Records about charts and figures:
* * * *

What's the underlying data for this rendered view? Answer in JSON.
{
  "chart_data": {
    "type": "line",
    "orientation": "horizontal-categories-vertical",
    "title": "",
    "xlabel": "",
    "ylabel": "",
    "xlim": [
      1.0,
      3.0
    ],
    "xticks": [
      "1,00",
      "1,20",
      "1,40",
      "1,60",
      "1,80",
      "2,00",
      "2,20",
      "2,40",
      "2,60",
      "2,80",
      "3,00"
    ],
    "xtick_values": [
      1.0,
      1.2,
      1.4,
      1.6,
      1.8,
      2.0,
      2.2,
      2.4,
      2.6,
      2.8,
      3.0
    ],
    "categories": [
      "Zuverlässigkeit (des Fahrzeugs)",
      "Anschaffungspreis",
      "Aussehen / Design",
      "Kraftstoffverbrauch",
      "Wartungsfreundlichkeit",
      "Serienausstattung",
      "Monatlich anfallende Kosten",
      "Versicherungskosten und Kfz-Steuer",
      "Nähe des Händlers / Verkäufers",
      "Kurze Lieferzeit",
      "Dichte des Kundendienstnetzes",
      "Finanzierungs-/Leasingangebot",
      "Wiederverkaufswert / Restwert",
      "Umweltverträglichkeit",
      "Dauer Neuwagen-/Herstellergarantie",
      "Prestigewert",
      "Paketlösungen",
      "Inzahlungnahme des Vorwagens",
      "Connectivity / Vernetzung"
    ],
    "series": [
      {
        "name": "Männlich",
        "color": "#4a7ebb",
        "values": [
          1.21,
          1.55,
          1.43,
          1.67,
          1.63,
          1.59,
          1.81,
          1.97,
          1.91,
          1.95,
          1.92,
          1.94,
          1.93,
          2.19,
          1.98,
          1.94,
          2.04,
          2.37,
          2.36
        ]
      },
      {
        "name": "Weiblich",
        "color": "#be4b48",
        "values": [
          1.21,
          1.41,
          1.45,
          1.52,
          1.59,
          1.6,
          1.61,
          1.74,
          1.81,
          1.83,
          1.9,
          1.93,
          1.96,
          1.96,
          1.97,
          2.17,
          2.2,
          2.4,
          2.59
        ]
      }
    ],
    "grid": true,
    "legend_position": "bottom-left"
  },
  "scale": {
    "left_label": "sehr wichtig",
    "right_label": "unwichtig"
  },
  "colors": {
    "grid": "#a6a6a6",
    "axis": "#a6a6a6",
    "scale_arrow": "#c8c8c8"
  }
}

* * * *

(WHAT YOU WILL DO): Every record above needs to be repeated word for word.

(FULL OUTPUT):
What's the underlying data for this rendered view? Answer in JSON.
{
  "chart_data": {
    "type": "line",
    "orientation": "horizontal-categories-vertical",
    "title": "",
    "xlabel": "",
    "ylabel": "",
    "xlim": [
      1.0,
      3.0
    ],
    "xticks": [
      "1,00",
      "1,20",
      "1,40",
      "1,60",
      "1,80",
      "2,00",
      "2,20",
      "2,40",
      "2,60",
      "2,80",
      "3,00"
    ],
    "xtick_values": [
      1.0,
      1.2,
      1.4,
      1.6,
      1.8,
      2.0,
      2.2,
      2.4,
      2.6,
      2.8,
      3.0
    ],
    "categories": [
      "Zuverlässigkeit (des Fahrzeugs)",
      "Anschaffungspreis",
      "Aussehen / Design",
      "Kraftstoffverbrauch",
      "Wartungsfreundlichkeit",
      "Serienausstattung",
      "Monatlich anfallende Kosten",
      "Versicherungskosten und Kfz-Steuer",
      "Nähe des Händlers / Verkäufers",
      "Kurze Lieferzeit",
      "Dichte des Kundendienstnetzes",
      "Finanzierungs-/Leasingangebot",
      "Wiederverkaufswert / Restwert",
      "Umweltverträglichkeit",
      "Dauer Neuwagen-/Herstellergarantie",
      "Prestigewert",
      "Paketlösungen",
      "Inzahlungnahme des Vorwagens",
      "Connectivity / Vernetzung"
    ],
    "series": [
      {
        "name": "Männlich",
        "color": "#4a7ebb",
        "values": [
          1.21,
          1.55,
          1.43,
          1.67,
          1.63,
          1.59,
          1.81,
          1.97,
          1.91,
          1.95,
          1.92,
          1.94,
          1.93,
          2.19,
          1.98,
          1.94,
          2.04,
          2.37,
          2.36
        ]
      },
      {
        "name": "Weiblich",
        "color": "#be4b48",
        "values": [
          1.21,
          1.41,
          1.45,
          1.52,
          1.59,
          1.6,
          1.61,
          1.74,
          1.81,
          1.83,
          1.9,
          1.93,
          1.96,
          1.96,
          1.97,
          2.17,
          2.2,
          2.4,
          2.59
        ]
      }
    ],
    "grid": true,
    "legend_position": "bottom-left"
  },
  "scale": {
    "left_label": "sehr wichtig",
    "right_label": "unwichtig"
  },
  "colors": {
    "grid": "#a6a6a6",
    "axis": "#a6a6a6",
    "scale_arrow": "#c8c8c8"
  }
}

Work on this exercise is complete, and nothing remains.